--- Start Task inputs ---
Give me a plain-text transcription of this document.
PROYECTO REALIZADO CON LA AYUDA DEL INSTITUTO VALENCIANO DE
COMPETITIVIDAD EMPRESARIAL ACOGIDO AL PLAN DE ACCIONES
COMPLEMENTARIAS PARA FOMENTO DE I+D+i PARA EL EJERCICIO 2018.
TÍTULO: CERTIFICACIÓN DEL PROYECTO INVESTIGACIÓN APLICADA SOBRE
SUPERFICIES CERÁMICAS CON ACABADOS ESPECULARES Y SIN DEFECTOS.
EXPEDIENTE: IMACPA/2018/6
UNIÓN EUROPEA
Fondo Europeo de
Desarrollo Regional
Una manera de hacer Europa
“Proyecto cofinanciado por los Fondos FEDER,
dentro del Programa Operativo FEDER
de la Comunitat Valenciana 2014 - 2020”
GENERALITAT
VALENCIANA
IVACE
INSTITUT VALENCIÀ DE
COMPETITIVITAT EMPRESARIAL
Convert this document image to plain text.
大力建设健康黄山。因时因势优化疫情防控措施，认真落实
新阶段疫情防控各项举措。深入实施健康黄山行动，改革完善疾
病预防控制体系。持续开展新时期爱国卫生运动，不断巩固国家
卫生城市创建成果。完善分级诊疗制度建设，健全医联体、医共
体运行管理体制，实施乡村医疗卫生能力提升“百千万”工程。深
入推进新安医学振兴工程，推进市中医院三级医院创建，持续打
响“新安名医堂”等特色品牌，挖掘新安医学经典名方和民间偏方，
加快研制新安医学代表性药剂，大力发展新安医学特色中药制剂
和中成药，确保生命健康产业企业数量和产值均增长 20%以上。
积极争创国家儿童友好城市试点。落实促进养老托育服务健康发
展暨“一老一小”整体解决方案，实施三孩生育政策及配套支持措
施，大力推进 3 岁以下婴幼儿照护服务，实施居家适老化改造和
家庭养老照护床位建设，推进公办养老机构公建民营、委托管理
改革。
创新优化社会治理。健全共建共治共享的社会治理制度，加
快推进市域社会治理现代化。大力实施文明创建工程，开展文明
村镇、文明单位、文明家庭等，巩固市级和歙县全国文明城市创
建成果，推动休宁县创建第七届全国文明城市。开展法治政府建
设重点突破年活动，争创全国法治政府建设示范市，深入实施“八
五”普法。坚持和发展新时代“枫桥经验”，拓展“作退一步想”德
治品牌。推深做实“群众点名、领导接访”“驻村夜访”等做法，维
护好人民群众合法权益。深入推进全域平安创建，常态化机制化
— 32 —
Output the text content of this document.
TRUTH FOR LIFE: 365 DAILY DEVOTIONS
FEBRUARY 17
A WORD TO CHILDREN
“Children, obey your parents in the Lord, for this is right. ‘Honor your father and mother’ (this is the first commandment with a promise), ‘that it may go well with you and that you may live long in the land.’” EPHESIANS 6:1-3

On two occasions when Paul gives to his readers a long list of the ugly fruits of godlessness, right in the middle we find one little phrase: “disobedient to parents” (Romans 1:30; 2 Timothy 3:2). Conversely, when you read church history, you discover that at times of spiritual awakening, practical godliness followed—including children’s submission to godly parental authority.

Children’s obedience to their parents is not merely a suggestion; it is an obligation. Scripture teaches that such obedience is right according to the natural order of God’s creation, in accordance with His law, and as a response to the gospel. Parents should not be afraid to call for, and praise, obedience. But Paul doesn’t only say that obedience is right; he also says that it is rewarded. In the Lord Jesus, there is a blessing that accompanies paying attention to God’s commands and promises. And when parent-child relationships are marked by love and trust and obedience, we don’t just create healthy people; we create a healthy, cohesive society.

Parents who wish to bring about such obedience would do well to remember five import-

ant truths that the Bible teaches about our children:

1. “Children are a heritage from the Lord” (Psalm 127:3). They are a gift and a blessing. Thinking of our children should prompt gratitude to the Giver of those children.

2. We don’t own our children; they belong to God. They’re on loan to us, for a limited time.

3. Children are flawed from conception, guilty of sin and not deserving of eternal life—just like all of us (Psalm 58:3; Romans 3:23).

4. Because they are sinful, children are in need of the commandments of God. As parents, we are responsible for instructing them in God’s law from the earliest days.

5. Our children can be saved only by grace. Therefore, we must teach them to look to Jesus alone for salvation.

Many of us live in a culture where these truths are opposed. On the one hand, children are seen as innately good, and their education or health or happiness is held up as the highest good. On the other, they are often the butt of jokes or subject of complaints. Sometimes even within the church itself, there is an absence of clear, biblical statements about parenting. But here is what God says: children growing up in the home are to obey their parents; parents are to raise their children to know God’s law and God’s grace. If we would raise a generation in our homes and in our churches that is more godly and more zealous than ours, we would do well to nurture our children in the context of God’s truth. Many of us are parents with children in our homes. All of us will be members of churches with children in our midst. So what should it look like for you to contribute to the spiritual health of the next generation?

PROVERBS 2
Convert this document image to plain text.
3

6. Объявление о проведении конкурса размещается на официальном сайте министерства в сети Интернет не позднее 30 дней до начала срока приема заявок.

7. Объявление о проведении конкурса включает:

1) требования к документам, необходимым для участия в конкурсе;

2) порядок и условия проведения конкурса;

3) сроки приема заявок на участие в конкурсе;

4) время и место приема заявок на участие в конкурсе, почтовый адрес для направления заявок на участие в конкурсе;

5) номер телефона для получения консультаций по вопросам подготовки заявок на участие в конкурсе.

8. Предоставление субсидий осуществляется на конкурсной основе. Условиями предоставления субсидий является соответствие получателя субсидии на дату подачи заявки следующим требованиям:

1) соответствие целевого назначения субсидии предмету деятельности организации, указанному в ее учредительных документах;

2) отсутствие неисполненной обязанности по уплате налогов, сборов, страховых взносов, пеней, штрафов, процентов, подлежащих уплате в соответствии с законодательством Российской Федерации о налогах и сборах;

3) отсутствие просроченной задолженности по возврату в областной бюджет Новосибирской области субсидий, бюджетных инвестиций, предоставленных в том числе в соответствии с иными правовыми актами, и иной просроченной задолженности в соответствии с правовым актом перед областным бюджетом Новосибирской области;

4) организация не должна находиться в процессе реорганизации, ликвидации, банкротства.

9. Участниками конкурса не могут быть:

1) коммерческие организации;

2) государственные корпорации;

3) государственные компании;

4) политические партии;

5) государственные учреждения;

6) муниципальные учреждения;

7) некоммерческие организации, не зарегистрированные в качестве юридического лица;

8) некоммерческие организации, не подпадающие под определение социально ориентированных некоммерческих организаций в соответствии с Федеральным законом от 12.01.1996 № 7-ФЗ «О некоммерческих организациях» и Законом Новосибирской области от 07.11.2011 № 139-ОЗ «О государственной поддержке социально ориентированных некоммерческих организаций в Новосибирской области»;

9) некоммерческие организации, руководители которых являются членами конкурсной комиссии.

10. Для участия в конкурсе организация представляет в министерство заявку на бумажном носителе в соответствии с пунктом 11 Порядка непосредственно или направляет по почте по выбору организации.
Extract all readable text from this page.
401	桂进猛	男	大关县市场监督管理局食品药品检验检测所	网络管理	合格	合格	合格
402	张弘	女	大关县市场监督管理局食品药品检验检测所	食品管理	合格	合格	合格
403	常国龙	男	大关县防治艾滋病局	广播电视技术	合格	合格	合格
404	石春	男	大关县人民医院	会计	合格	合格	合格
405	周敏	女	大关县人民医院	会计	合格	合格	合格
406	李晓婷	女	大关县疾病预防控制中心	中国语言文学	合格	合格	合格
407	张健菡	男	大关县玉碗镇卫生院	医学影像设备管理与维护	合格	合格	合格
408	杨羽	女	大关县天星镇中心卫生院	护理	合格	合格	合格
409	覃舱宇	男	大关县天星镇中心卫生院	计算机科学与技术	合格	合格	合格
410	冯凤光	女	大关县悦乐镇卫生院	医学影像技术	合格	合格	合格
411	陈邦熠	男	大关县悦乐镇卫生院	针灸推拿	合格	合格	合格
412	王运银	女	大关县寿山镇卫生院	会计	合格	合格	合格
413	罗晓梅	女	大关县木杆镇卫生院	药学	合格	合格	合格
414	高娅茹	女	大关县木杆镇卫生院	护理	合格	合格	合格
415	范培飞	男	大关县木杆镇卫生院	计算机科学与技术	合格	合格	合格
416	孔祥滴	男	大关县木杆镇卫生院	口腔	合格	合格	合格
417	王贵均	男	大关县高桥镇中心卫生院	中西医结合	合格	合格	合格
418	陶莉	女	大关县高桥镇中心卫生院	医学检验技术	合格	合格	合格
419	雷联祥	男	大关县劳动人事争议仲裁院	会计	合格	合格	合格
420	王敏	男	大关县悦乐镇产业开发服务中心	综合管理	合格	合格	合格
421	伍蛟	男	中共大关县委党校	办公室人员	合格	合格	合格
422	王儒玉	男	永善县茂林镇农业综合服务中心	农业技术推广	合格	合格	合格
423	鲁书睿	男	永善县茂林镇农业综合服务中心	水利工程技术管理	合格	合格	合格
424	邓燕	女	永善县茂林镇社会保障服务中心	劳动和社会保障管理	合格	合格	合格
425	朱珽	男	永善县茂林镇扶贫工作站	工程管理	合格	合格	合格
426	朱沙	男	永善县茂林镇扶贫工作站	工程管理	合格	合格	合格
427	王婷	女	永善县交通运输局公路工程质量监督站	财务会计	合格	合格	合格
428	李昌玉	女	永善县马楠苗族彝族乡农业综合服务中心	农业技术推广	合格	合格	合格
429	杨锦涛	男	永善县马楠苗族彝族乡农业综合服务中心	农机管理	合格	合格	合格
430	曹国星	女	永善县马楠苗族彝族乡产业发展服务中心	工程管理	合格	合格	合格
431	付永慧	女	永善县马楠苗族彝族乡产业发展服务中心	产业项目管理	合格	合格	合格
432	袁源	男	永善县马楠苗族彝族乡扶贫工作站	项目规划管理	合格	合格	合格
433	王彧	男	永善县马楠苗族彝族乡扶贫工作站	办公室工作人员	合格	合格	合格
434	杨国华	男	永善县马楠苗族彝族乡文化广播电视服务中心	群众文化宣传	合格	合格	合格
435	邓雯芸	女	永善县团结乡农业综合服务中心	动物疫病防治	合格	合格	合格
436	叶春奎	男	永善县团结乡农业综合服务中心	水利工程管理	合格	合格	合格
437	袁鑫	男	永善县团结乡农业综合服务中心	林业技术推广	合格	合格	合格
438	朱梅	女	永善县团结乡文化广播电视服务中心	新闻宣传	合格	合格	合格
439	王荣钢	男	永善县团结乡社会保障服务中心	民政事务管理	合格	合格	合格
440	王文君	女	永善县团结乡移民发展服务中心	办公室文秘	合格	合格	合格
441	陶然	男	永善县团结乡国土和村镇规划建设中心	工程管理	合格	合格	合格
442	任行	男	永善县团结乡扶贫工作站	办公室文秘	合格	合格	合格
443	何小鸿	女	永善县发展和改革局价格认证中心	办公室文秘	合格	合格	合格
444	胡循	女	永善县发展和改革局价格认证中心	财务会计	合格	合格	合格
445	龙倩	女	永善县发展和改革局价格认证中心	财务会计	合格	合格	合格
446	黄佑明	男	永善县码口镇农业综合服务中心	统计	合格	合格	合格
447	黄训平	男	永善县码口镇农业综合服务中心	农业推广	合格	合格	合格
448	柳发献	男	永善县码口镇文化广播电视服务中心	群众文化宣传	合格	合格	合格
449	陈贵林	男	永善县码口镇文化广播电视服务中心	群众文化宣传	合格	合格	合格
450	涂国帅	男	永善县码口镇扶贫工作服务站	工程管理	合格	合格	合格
--- End Task inputs ---
*Your objective*.
In the records above, find the lines containing "永善县马楠苗族彝族乡农业综合服务中心" and copy them.

*Written answer*.
428	李昌玉	女	永善县马楠苗族彝族乡农业综合服务中心	农业技术推广	合格	合格	合格
429	杨锦涛	男	永善县马楠苗族彝族乡农业综合服务中心	农机管理	合格	合格	合格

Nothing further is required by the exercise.